======== Bacaan ========

Setelah peristiwa hijrah dari Makkah ke kota Madinah, Baginda Nabi ﷺ langsung bersegera melakukan upaya membangun persaudaraan antara penduduk Madinah (kaum Anshar) dengan kaum Muhajirin dari kota Makkah. Persaudaraan ini dibangun atas dasar relasi kesetaraan dalam hukum (allaqah muhakkamah) dan kekuatan rasa saling mencintai (mahabbah) antara kedua pihak.

 

Langkah ini merupakan landasan berpikir yang genuine (asli) muncul dari kalangan umat Islam yang diinisiasi oleh Baginda Nabi kala itu, dan secara langsung berdampak terhadap kehidupan sosial kemasyarakatan (ijtima’iyan), politik, bahkan ekonomi (iqtishadiyyan) penduduk Madinah. Bagaimana tidak? Banyak tercatat dalam sejarah, bahwa masyarakat Madinah kala itu masih diwarnai oleh adanya persaingan antarkabilah sehingga kehidupan sosialnya menjadi terpecah belah. Antara kabilah satu dengan kabilah lainnya tidak akur. Mereka masih suka berebut pengaruh dalam menjadi yang disegani, efek dari mengunggulkan kabilahnya sendiri-sendiri dan memandang rendah terhadap kabilah lain. Perang antarsuku menjadi sesuatu yang terelakkan dan sering terjadi.

========

Petunjuk —
1. Tulis ulang bacaan tentang persaudaraan Anshar dan Muhajirin di antara "Langkah ini merupakan" dan "dan sering terjadi.", termasuk kedua ujungnya.
2. Nyatakan baris-baris di antara baris yang memuat "legend-swatch bbox=[585, 71, 599, 85]" dan baris yang memuat "y-axis: 0 %", termasuk keduanya, sebagai tabel Markdown berkolom No dan Isi, tanpa baris kosong.
Bacaan ini tidak berkaitan dengan baris-baris di bawahnya.

======== Baris untuk Diproses ========

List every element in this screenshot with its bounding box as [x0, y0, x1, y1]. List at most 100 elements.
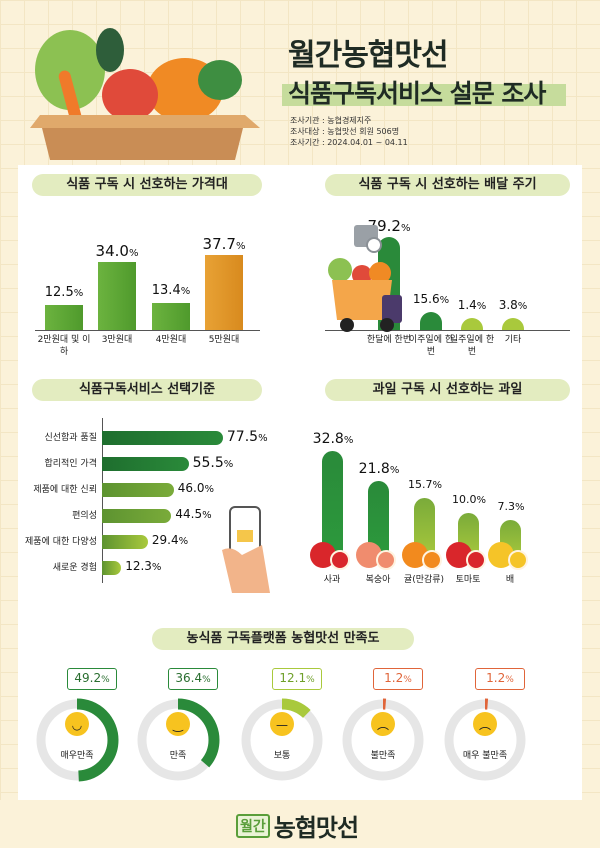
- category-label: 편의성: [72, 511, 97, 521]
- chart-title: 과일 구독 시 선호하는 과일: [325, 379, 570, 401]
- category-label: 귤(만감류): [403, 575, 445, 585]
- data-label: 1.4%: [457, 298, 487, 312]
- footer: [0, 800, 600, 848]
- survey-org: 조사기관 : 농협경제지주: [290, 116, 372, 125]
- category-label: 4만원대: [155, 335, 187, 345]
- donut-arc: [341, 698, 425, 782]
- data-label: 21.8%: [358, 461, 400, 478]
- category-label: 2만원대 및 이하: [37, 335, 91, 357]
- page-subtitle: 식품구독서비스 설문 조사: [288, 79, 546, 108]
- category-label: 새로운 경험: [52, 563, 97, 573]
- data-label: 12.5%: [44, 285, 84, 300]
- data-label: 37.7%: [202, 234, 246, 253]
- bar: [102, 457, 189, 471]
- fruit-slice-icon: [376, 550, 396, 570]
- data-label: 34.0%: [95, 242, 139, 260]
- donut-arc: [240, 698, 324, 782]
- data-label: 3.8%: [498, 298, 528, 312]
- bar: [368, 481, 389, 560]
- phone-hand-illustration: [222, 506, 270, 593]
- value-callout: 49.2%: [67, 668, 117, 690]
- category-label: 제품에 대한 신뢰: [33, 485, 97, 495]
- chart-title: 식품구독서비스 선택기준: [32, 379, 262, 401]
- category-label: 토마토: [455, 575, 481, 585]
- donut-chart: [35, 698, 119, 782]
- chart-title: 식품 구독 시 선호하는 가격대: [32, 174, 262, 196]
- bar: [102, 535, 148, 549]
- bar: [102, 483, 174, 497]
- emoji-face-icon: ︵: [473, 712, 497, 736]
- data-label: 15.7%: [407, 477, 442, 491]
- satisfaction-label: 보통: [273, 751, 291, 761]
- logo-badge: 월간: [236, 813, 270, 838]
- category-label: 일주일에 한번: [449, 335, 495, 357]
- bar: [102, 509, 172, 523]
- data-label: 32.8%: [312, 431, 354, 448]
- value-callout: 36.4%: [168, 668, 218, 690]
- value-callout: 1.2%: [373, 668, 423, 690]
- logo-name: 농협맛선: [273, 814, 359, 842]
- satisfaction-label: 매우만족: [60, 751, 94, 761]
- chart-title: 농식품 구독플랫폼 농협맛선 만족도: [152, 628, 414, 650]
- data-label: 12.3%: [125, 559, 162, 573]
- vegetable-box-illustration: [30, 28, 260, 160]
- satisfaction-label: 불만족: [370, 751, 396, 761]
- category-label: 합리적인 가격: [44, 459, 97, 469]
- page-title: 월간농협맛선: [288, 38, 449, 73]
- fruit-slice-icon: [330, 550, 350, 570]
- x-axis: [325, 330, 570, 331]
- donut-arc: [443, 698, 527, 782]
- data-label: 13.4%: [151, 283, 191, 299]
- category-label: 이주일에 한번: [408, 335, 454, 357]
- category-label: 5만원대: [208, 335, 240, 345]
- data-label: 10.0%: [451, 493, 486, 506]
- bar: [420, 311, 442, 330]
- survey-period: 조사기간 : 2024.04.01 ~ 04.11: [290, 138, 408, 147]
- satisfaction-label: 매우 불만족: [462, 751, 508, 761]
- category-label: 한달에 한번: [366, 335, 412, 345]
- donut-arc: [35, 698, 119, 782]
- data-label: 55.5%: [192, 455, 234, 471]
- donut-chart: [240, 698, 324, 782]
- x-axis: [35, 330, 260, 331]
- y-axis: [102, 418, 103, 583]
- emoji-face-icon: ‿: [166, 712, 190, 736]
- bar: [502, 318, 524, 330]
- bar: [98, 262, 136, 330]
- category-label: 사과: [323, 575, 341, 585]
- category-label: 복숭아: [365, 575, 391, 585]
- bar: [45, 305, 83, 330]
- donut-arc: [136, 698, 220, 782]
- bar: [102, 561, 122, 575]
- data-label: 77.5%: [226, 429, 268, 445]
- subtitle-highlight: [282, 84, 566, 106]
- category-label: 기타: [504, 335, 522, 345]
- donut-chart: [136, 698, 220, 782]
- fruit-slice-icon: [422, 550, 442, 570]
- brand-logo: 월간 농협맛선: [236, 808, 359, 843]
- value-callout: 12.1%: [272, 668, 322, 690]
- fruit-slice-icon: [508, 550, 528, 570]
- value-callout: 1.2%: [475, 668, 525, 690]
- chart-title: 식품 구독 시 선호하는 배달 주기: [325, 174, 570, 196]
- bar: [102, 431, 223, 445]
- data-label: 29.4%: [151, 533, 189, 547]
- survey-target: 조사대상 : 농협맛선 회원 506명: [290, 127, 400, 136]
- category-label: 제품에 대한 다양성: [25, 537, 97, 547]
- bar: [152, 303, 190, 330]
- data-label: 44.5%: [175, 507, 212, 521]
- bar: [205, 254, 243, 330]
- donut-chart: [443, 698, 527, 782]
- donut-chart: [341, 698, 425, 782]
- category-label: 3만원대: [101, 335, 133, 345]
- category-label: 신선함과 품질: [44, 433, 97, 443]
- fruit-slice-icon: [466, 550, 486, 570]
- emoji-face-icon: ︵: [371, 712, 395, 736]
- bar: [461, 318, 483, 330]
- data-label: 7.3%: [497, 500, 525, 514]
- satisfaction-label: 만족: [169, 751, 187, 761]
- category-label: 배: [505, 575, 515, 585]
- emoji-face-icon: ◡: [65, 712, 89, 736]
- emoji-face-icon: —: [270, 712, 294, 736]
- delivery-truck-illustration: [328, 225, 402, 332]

========
======== Baris untuk Diproses ========

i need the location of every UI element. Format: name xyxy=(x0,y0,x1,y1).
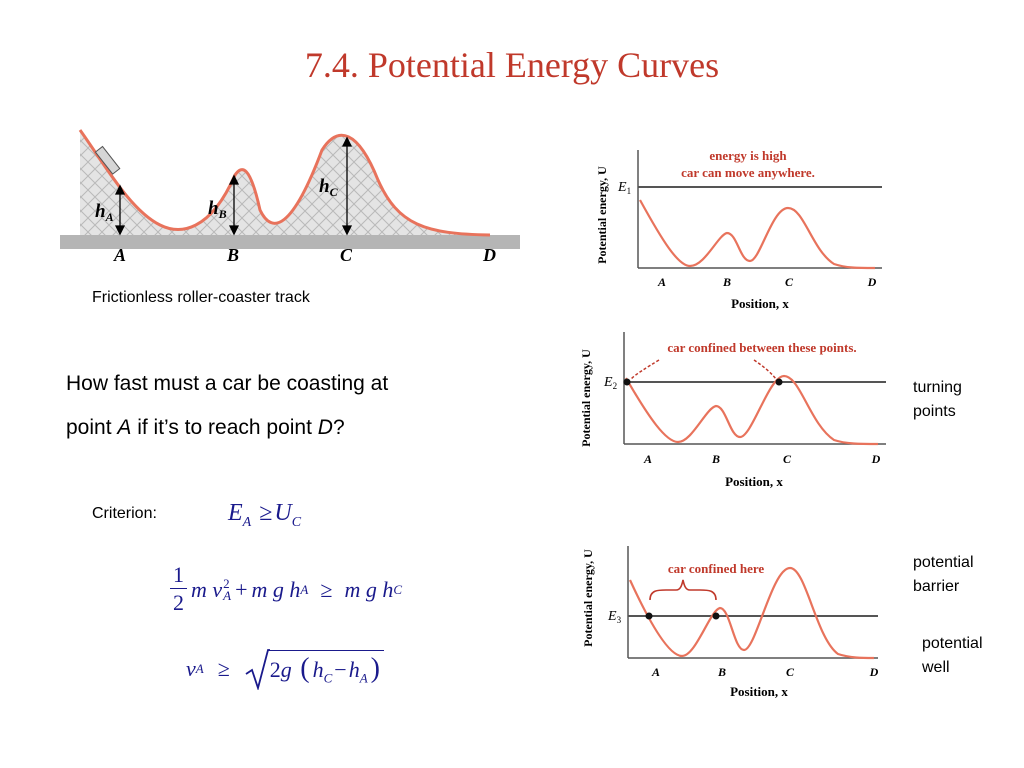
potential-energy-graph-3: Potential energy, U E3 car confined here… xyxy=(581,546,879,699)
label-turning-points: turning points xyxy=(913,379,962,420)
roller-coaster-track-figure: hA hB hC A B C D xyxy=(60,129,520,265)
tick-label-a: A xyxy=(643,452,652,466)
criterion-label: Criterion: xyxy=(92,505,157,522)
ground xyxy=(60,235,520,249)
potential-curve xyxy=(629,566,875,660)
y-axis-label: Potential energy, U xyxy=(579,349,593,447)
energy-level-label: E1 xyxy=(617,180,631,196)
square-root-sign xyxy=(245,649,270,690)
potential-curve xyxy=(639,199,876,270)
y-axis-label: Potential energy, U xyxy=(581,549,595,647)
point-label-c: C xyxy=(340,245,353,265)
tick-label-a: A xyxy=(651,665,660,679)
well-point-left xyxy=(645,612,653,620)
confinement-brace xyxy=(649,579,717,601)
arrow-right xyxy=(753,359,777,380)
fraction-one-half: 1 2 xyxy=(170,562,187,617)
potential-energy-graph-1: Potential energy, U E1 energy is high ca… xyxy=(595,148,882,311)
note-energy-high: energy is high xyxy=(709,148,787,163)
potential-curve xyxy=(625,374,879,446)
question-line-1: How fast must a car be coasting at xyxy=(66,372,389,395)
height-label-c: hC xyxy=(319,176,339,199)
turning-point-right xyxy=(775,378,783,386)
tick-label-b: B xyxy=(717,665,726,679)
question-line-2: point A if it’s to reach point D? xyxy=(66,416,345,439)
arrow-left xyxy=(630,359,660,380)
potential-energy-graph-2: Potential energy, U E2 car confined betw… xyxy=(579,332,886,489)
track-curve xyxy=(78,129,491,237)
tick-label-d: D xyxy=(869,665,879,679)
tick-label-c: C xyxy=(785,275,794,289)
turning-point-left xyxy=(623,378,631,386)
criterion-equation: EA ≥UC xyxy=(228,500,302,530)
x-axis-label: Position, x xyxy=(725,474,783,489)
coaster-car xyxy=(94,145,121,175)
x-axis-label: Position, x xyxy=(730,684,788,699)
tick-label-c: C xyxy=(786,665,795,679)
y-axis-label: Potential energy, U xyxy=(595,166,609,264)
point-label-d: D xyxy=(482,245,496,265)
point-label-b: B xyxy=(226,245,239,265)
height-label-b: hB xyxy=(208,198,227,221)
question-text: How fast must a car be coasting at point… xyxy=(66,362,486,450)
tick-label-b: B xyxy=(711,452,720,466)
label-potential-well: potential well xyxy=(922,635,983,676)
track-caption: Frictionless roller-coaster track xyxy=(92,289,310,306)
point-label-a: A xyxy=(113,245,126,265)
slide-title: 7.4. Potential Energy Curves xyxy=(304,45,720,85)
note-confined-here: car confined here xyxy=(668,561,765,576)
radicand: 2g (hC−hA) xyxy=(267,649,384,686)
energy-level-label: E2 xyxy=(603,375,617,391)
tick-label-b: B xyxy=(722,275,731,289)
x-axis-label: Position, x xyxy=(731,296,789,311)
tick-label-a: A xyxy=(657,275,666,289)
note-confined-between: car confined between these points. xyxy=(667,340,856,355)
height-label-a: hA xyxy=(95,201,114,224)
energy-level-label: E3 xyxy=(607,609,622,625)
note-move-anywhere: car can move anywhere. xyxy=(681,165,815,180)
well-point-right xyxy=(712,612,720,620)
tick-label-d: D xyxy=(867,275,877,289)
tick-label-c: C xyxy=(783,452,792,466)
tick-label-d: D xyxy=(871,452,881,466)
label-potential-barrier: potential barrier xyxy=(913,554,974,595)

========
======== Baris untuk Diproses ========

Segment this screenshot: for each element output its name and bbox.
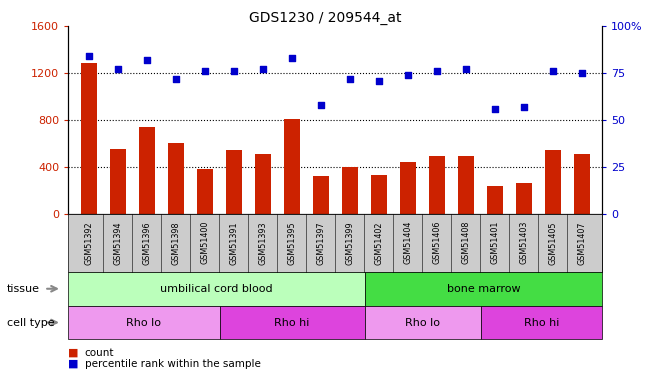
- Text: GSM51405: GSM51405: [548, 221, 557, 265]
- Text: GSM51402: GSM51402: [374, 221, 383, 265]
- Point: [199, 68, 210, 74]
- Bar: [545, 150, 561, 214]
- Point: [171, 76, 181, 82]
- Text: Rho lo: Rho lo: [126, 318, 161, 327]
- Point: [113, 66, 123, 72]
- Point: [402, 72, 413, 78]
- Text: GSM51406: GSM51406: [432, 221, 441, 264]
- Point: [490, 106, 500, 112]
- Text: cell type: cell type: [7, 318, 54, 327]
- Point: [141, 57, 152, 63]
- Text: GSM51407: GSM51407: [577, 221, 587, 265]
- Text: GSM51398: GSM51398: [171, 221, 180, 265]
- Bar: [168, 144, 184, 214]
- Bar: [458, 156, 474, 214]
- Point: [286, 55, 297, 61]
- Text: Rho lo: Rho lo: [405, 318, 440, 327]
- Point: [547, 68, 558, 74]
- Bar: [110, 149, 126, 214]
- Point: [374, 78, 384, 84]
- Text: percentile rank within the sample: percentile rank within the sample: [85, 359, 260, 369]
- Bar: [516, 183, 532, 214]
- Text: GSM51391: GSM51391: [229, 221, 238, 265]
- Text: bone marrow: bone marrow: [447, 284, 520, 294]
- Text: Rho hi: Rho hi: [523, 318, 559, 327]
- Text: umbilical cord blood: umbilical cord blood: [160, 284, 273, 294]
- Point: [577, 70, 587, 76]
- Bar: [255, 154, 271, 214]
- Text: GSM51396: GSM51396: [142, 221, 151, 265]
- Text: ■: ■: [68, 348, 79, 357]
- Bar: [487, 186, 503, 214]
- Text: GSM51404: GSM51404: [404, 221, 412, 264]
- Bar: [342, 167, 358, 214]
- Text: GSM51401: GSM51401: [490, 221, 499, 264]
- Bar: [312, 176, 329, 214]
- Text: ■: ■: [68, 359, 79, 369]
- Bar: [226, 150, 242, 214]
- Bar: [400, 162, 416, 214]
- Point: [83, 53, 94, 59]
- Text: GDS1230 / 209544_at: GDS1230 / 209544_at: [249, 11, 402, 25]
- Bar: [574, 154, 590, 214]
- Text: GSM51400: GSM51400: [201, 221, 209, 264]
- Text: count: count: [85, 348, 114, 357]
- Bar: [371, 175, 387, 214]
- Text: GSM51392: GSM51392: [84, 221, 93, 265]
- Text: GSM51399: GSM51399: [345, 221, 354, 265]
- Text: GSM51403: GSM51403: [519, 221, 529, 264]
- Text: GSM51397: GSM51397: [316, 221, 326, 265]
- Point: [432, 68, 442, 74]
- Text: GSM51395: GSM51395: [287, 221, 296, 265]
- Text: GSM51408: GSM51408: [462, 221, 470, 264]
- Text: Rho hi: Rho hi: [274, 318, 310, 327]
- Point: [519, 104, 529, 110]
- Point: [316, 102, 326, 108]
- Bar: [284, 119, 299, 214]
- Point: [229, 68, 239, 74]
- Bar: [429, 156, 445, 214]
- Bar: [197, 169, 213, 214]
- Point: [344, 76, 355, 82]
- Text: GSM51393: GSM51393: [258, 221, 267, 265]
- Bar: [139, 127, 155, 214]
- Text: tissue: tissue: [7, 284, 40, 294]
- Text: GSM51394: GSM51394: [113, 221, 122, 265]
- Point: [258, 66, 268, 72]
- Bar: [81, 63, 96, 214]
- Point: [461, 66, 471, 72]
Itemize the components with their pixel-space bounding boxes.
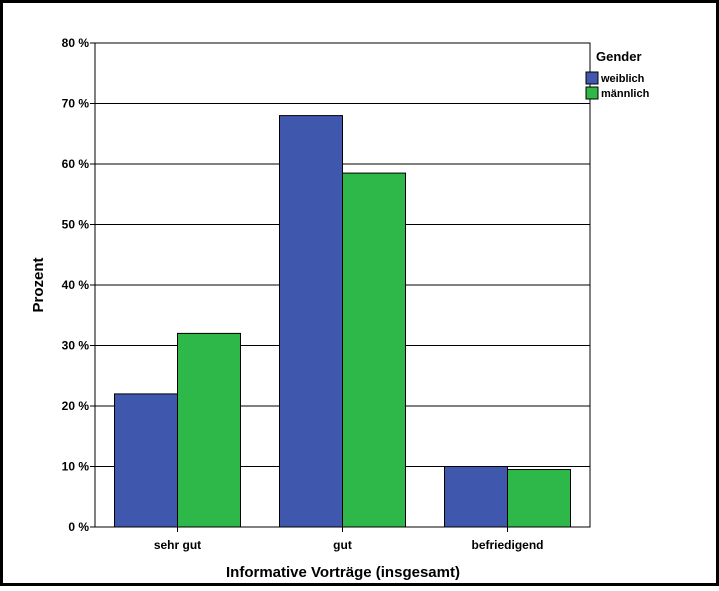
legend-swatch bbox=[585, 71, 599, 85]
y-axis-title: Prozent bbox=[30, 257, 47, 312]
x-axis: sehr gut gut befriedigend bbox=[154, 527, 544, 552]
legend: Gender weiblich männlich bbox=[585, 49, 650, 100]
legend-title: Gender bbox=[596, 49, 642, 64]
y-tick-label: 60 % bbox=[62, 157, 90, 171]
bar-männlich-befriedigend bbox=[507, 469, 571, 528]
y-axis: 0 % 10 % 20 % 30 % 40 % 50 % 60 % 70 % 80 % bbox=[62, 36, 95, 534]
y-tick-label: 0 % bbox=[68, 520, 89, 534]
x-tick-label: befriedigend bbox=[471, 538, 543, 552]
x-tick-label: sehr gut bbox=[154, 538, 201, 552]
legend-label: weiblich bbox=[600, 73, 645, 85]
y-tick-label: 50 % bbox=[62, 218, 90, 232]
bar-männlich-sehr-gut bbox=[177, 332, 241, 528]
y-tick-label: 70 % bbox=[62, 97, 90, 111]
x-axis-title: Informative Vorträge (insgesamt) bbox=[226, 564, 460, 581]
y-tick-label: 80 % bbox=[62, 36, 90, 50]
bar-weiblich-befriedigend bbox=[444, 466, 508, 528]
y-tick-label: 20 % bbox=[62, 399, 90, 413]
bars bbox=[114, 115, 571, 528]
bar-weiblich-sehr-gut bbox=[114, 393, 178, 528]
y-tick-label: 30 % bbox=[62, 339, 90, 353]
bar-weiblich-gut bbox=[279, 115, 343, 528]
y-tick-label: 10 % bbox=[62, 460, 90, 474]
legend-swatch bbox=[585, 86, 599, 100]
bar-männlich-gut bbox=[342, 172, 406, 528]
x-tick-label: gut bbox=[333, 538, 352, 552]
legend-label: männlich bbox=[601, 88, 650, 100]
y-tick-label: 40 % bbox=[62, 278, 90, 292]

========

Daftar Jawaban —
1.
Langkah ini merupakan landasan berpikir yang genuine (asli) muncul dari kalangan umat Islam yang diinisiasi oleh Baginda Nabi kala itu, dan secara langsung berdampak terhadap kehidupan sosial kemasyarakatan (ijtima’iyan), politik, bahkan ekonomi (iqtishadiyyan) penduduk Madinah. Bagaimana tidak? Banyak tercatat dalam sejarah, bahwa masyarakat Madinah kala itu masih diwarnai oleh adanya persaingan antarkabilah sehingga kehidupan sosialnya menjadi terpecah belah. Antara kabilah satu dengan kabilah lainnya tidak akur. Mereka masih suka berebut pengaruh dalam menjadi yang disegani, efek dari mengunggulkan kabilahnya sendiri-sendiri dan memandang rendah terhadap kabilah lain. Perang antarsuku menjadi sesuatu yang terelakkan dan sering terjadi.

2.
| No | Isi |
|---|---|
| 1 | legend-swatch bbox=[585, 71, 599, 85] |
| 2 | y-axis-title: Prozent bbox=[30, 257, 47, 312] |
| 3 | x-axis: sehr gut gut befriedigend bbox=[154, 527, 544, 552] |
| 4 | legend: Gender weiblich männlich bbox=[585, 49, 650, 100] |
| 5 | legend-title: Gender bbox=[596, 49, 642, 64] |
| 6 | y-tick-label: 60 % bbox=[62, 157, 90, 171] |
| 7 | bar-männlich-befriedigend bbox=[507, 469, 571, 528] |
| 8 | y-axis: 0 % 10 % 20 % 30 % 40 % 50 % 60 % 70 % 80 % bbox=[62, 36, 95, 534] |